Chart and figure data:
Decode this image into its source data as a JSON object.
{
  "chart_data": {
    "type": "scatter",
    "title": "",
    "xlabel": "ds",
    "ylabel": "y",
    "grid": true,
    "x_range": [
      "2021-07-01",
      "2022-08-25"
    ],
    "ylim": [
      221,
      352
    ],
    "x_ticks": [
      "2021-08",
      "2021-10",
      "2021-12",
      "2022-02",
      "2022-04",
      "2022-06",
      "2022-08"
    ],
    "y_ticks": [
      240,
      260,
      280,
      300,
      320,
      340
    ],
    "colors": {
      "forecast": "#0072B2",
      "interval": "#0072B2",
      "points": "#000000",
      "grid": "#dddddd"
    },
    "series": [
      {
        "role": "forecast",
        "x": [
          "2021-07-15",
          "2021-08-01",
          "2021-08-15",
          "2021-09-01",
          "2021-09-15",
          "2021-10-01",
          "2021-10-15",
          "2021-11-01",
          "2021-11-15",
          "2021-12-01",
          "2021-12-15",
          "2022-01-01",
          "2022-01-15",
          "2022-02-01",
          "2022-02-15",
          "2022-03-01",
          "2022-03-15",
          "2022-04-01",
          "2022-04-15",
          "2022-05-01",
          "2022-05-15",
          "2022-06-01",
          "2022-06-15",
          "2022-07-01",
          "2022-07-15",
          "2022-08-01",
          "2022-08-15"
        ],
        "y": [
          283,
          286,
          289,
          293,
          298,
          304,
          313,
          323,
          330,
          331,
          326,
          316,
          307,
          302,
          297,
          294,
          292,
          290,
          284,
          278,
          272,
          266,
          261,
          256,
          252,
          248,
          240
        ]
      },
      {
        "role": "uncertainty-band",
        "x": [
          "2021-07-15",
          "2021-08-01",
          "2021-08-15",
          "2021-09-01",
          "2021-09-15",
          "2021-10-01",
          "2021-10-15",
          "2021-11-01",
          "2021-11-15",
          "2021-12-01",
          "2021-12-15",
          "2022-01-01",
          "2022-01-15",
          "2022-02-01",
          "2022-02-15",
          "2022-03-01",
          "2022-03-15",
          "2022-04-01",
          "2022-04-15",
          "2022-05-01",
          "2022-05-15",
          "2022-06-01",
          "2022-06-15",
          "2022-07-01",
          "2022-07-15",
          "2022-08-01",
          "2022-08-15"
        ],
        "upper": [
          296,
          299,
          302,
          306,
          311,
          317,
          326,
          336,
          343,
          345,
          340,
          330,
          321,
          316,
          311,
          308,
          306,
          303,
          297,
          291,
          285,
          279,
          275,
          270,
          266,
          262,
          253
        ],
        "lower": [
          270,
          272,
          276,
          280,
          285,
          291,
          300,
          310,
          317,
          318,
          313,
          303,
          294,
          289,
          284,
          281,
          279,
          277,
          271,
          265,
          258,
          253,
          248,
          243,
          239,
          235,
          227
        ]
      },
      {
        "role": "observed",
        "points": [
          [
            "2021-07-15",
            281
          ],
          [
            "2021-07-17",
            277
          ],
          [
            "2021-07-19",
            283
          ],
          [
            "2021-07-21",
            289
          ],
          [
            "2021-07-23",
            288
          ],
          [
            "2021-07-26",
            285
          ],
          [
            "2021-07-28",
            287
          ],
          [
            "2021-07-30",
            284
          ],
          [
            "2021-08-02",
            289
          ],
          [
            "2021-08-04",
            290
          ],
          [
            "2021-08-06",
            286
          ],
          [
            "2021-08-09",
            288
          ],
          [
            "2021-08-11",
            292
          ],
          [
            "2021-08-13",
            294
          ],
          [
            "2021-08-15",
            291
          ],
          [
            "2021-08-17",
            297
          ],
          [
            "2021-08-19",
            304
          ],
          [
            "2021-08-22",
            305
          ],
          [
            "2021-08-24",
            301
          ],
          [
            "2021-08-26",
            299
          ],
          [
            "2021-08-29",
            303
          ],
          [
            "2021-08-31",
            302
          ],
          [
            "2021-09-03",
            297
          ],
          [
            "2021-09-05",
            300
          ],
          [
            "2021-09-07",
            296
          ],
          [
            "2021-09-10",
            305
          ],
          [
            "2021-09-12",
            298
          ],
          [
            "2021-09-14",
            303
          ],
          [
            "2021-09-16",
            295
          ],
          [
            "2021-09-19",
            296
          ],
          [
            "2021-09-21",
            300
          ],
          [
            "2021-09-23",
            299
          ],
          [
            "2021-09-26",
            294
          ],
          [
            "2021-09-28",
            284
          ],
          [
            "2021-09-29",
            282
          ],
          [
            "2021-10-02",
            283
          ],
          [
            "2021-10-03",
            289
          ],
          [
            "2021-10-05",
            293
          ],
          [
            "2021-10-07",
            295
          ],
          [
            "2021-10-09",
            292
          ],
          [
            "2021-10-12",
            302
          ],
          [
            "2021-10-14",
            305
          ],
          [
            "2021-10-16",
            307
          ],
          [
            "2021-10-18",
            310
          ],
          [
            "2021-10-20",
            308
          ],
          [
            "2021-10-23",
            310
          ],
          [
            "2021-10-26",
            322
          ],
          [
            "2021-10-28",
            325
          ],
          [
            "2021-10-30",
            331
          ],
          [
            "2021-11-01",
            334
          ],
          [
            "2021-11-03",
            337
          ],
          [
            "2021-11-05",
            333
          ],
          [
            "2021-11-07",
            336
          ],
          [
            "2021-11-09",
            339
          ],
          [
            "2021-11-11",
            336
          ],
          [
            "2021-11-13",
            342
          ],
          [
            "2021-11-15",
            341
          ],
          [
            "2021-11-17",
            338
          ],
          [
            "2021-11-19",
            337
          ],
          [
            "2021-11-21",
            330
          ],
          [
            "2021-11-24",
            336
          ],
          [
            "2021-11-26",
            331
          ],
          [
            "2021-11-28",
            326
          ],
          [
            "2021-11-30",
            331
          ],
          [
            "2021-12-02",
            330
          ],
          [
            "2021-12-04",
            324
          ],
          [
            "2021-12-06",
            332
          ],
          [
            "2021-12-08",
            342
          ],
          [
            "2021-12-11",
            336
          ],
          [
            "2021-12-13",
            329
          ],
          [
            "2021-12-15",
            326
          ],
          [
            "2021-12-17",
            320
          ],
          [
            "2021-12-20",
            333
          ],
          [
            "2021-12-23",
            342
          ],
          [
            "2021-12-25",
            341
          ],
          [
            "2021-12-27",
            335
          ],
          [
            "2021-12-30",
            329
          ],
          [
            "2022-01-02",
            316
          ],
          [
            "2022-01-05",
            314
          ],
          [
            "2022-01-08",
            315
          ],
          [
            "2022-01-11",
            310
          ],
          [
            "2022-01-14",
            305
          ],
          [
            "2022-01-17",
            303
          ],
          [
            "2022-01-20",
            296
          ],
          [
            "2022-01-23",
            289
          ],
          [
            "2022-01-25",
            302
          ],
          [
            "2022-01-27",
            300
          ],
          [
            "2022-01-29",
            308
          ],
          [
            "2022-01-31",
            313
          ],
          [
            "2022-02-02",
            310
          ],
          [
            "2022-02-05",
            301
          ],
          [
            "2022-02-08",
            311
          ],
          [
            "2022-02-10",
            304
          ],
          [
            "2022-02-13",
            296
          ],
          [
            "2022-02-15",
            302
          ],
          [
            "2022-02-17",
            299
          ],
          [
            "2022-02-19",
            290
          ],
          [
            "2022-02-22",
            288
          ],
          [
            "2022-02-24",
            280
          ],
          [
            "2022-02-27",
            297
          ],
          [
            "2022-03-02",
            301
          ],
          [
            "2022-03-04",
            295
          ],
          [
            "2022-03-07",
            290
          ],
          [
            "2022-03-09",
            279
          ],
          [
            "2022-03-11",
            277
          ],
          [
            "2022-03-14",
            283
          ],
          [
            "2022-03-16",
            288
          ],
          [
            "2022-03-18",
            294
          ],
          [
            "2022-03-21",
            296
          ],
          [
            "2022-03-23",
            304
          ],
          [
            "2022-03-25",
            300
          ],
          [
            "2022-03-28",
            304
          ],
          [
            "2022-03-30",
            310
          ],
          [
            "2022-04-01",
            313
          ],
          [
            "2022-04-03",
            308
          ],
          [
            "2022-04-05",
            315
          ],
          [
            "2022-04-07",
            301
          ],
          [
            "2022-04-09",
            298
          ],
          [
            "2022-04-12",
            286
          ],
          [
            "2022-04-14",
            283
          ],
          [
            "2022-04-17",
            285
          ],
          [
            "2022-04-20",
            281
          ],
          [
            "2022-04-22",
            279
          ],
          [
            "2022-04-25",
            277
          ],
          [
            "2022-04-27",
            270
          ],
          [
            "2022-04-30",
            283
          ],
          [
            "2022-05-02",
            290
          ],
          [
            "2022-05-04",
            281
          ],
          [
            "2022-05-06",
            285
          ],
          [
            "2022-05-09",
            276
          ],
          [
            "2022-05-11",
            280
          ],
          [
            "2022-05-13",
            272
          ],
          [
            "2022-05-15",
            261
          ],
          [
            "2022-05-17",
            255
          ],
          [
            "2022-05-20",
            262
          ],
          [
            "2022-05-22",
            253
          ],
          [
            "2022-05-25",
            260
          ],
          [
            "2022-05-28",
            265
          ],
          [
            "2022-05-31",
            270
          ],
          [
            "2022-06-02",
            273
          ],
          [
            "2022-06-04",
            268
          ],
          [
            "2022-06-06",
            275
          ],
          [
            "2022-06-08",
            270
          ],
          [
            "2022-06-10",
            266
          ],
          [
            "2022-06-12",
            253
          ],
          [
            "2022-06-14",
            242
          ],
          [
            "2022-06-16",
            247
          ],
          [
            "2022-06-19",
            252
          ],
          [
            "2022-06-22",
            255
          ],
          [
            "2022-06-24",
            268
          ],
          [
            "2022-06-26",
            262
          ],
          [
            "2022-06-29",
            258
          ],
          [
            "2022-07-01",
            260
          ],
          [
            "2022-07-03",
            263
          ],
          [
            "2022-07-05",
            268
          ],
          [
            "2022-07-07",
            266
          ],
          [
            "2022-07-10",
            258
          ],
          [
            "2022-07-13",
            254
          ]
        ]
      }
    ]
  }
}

* THE TASK *
Every line in the data that holds "role" should be copied out.

* RESPONSE FOR THIS EXERCISE *
        "role": "forecast",
        "role": "uncertainty-band",
        "role": "observed",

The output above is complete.